- Data shown:
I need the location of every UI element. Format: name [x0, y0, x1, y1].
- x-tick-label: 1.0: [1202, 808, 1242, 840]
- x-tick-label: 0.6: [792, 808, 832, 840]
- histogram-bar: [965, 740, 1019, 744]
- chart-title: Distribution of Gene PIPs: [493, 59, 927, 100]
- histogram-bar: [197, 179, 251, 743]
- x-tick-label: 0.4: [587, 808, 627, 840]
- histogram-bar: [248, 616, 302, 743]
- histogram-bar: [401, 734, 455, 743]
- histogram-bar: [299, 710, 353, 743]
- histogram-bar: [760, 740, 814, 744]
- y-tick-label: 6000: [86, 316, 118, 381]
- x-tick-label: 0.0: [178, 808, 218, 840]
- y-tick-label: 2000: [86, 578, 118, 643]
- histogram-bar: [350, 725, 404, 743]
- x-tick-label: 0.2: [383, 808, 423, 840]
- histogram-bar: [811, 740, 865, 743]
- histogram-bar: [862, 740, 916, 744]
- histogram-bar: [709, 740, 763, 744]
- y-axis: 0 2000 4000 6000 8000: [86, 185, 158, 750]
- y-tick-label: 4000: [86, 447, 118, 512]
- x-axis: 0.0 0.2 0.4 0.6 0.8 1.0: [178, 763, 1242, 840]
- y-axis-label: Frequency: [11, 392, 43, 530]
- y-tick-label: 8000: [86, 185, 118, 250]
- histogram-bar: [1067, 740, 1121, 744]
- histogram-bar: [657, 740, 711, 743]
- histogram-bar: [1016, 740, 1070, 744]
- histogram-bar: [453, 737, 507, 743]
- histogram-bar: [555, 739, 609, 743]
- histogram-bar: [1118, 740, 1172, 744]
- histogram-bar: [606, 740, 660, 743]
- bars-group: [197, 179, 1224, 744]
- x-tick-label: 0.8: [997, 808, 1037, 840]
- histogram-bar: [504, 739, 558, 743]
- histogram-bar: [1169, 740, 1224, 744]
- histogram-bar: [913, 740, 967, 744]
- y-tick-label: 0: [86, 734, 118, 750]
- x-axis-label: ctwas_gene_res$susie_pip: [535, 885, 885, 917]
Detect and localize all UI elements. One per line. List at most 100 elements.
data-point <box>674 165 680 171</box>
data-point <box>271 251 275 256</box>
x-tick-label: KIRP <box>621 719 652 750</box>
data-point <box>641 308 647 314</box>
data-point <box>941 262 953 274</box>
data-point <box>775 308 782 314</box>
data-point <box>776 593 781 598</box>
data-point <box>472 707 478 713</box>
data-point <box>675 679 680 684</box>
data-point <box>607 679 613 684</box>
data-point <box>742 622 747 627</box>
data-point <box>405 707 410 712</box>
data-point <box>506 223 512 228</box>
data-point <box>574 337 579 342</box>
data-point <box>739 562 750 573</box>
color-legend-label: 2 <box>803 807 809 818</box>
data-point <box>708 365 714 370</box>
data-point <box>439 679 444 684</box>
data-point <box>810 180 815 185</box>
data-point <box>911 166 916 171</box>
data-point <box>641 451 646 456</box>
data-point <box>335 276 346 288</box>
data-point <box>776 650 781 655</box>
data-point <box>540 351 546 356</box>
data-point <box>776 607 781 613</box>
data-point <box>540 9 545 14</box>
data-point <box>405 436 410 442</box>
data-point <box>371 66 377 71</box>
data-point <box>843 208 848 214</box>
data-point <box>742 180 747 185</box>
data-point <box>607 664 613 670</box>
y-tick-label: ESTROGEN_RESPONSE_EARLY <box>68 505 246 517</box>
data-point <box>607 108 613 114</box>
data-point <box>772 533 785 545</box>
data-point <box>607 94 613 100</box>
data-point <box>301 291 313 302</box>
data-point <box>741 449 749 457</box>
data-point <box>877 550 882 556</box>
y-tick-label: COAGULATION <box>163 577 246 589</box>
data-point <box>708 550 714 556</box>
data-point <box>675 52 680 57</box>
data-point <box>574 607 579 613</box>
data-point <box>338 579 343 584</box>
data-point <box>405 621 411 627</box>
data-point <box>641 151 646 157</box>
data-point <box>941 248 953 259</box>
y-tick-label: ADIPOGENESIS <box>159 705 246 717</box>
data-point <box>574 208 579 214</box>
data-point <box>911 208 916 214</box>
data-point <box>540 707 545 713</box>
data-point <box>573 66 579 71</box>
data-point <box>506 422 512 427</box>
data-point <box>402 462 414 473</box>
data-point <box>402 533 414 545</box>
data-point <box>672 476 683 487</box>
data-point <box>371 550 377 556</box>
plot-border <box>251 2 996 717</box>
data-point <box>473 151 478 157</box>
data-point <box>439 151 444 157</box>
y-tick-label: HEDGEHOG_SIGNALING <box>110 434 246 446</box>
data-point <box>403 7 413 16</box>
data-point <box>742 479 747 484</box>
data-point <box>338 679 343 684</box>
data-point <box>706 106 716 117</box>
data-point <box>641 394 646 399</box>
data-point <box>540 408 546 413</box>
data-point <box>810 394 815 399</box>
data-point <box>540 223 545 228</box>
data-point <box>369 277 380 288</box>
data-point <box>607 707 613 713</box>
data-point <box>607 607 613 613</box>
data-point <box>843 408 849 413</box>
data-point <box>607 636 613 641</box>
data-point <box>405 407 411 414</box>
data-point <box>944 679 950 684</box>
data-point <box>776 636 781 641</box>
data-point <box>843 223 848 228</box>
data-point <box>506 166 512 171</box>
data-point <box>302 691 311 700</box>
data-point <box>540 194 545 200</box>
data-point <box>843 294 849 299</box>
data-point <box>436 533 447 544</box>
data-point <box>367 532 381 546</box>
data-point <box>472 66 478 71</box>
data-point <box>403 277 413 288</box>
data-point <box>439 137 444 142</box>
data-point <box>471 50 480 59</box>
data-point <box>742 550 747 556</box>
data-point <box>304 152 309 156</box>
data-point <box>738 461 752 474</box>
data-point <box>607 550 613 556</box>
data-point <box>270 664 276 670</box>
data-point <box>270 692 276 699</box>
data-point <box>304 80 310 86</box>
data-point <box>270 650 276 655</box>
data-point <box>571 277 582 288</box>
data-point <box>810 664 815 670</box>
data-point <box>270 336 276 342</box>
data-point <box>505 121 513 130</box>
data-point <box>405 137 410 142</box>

- Work to complete:
Every entry above needs to be written out again exactly.

- Exercise answer:
I need the location of every UI element. Format: name [x0, y0, x1, y1].
- x-tick-label: 1.0: [1202, 808, 1242, 840]
- x-tick-label: 0.6: [792, 808, 832, 840]
- histogram-bar: [965, 740, 1019, 744]
- chart-title: Distribution of Gene PIPs: [493, 59, 927, 100]
- histogram-bar: [197, 179, 251, 743]
- x-tick-label: 0.4: [587, 808, 627, 840]
- histogram-bar: [248, 616, 302, 743]
- histogram-bar: [401, 734, 455, 743]
- histogram-bar: [299, 710, 353, 743]
- histogram-bar: [760, 740, 814, 744]
- y-tick-label: 6000: [86, 316, 118, 381]
- x-tick-label: 0.0: [178, 808, 218, 840]
- y-tick-label: 2000: [86, 578, 118, 643]
- histogram-bar: [350, 725, 404, 743]
- x-tick-label: 0.2: [383, 808, 423, 840]
- histogram-bar: [811, 740, 865, 743]
- histogram-bar: [862, 740, 916, 744]
- histogram-bar: [709, 740, 763, 744]
- y-axis: 0 2000 4000 6000 8000: [86, 185, 158, 750]
- y-tick-label: 4000: [86, 447, 118, 512]
- x-axis: 0.0 0.2 0.4 0.6 0.8 1.0: [178, 763, 1242, 840]
- y-axis-label: Frequency: [11, 392, 43, 530]
- y-tick-label: 8000: [86, 185, 118, 250]
- histogram-bar: [1067, 740, 1121, 744]
- histogram-bar: [657, 740, 711, 743]
- histogram-bar: [1016, 740, 1070, 744]
- histogram-bar: [453, 737, 507, 743]
- histogram-bar: [555, 739, 609, 743]
- histogram-bar: [1118, 740, 1172, 744]
- histogram-bar: [606, 740, 660, 743]
- bars-group: [197, 179, 1224, 744]
- x-tick-label: 0.8: [997, 808, 1037, 840]
- histogram-bar: [504, 739, 558, 743]
- histogram-bar: [1169, 740, 1224, 744]
- histogram-bar: [913, 740, 967, 744]
- y-tick-label: 0: [86, 734, 118, 750]
- x-axis-label: ctwas_gene_res$susie_pip: [535, 885, 885, 917]
Detect and localize all UI elements. One per line. List at most 100 elements.
data-point <box>674 165 680 171</box>
data-point <box>271 251 275 256</box>
x-tick-label: KIRP <box>621 719 652 750</box>
data-point <box>641 308 647 314</box>
data-point <box>941 262 953 274</box>
data-point <box>775 308 782 314</box>
data-point <box>776 593 781 598</box>
data-point <box>472 707 478 713</box>
data-point <box>675 679 680 684</box>
data-point <box>607 679 613 684</box>
data-point <box>742 622 747 627</box>
data-point <box>405 707 410 712</box>
data-point <box>506 223 512 228</box>
data-point <box>574 337 579 342</box>
data-point <box>739 562 750 573</box>
color-legend-label: 2 <box>803 807 809 818</box>
data-point <box>708 365 714 370</box>
data-point <box>439 679 444 684</box>
data-point <box>810 180 815 185</box>
data-point <box>911 166 916 171</box>
data-point <box>641 451 646 456</box>
data-point <box>335 276 346 288</box>
data-point <box>776 650 781 655</box>
data-point <box>540 351 546 356</box>
data-point <box>776 607 781 613</box>
data-point <box>540 9 545 14</box>
data-point <box>405 436 410 442</box>
data-point <box>371 66 377 71</box>
data-point <box>843 208 848 214</box>
data-point <box>742 180 747 185</box>
data-point <box>607 664 613 670</box>
y-tick-label: ESTROGEN_RESPONSE_EARLY <box>68 505 246 517</box>
data-point <box>607 108 613 114</box>
data-point <box>772 533 785 545</box>
data-point <box>607 94 613 100</box>
data-point <box>301 291 313 302</box>
data-point <box>741 449 749 457</box>
data-point <box>877 550 882 556</box>
y-tick-label: COAGULATION <box>163 577 246 589</box>
data-point <box>708 550 714 556</box>
data-point <box>675 52 680 57</box>
data-point <box>574 607 579 613</box>
data-point <box>338 579 343 584</box>
data-point <box>405 621 411 627</box>
data-point <box>641 151 646 157</box>
data-point <box>941 248 953 259</box>
y-tick-label: ADIPOGENESIS <box>159 705 246 717</box>
data-point <box>574 208 579 214</box>
data-point <box>911 208 916 214</box>
data-point <box>540 707 545 713</box>
data-point <box>573 66 579 71</box>
data-point <box>506 422 512 427</box>
data-point <box>402 462 414 473</box>
data-point <box>402 533 414 545</box>
data-point <box>672 476 683 487</box>
data-point <box>371 550 377 556</box>
plot-border <box>251 2 996 717</box>
data-point <box>473 151 478 157</box>
data-point <box>439 151 444 157</box>
y-tick-label: HEDGEHOG_SIGNALING <box>110 434 246 446</box>
data-point <box>403 7 413 16</box>
data-point <box>742 479 747 484</box>
data-point <box>338 679 343 684</box>
data-point <box>706 106 716 117</box>
data-point <box>641 394 646 399</box>
data-point <box>540 408 546 413</box>
data-point <box>810 394 815 399</box>
data-point <box>540 223 545 228</box>
data-point <box>369 277 380 288</box>
data-point <box>607 707 613 713</box>
data-point <box>607 607 613 613</box>
data-point <box>843 408 849 413</box>
data-point <box>607 636 613 641</box>
data-point <box>405 407 411 414</box>
data-point <box>944 679 950 684</box>
data-point <box>776 636 781 641</box>
data-point <box>843 223 848 228</box>
data-point <box>506 166 512 171</box>
data-point <box>302 691 311 700</box>
data-point <box>540 194 545 200</box>
data-point <box>843 294 849 299</box>
data-point <box>436 533 447 544</box>
data-point <box>367 532 381 546</box>
data-point <box>472 66 478 71</box>
data-point <box>403 277 413 288</box>
data-point <box>439 137 444 142</box>
data-point <box>471 50 480 59</box>
data-point <box>742 550 747 556</box>
data-point <box>304 152 309 156</box>
data-point <box>738 461 752 474</box>
data-point <box>607 550 613 556</box>
data-point <box>270 664 276 670</box>
data-point <box>270 692 276 699</box>
data-point <box>304 80 310 86</box>
data-point <box>270 650 276 655</box>
data-point <box>571 277 582 288</box>
data-point <box>810 664 815 670</box>
data-point <box>270 336 276 342</box>
data-point <box>505 121 513 130</box>
data-point <box>405 137 410 142</box>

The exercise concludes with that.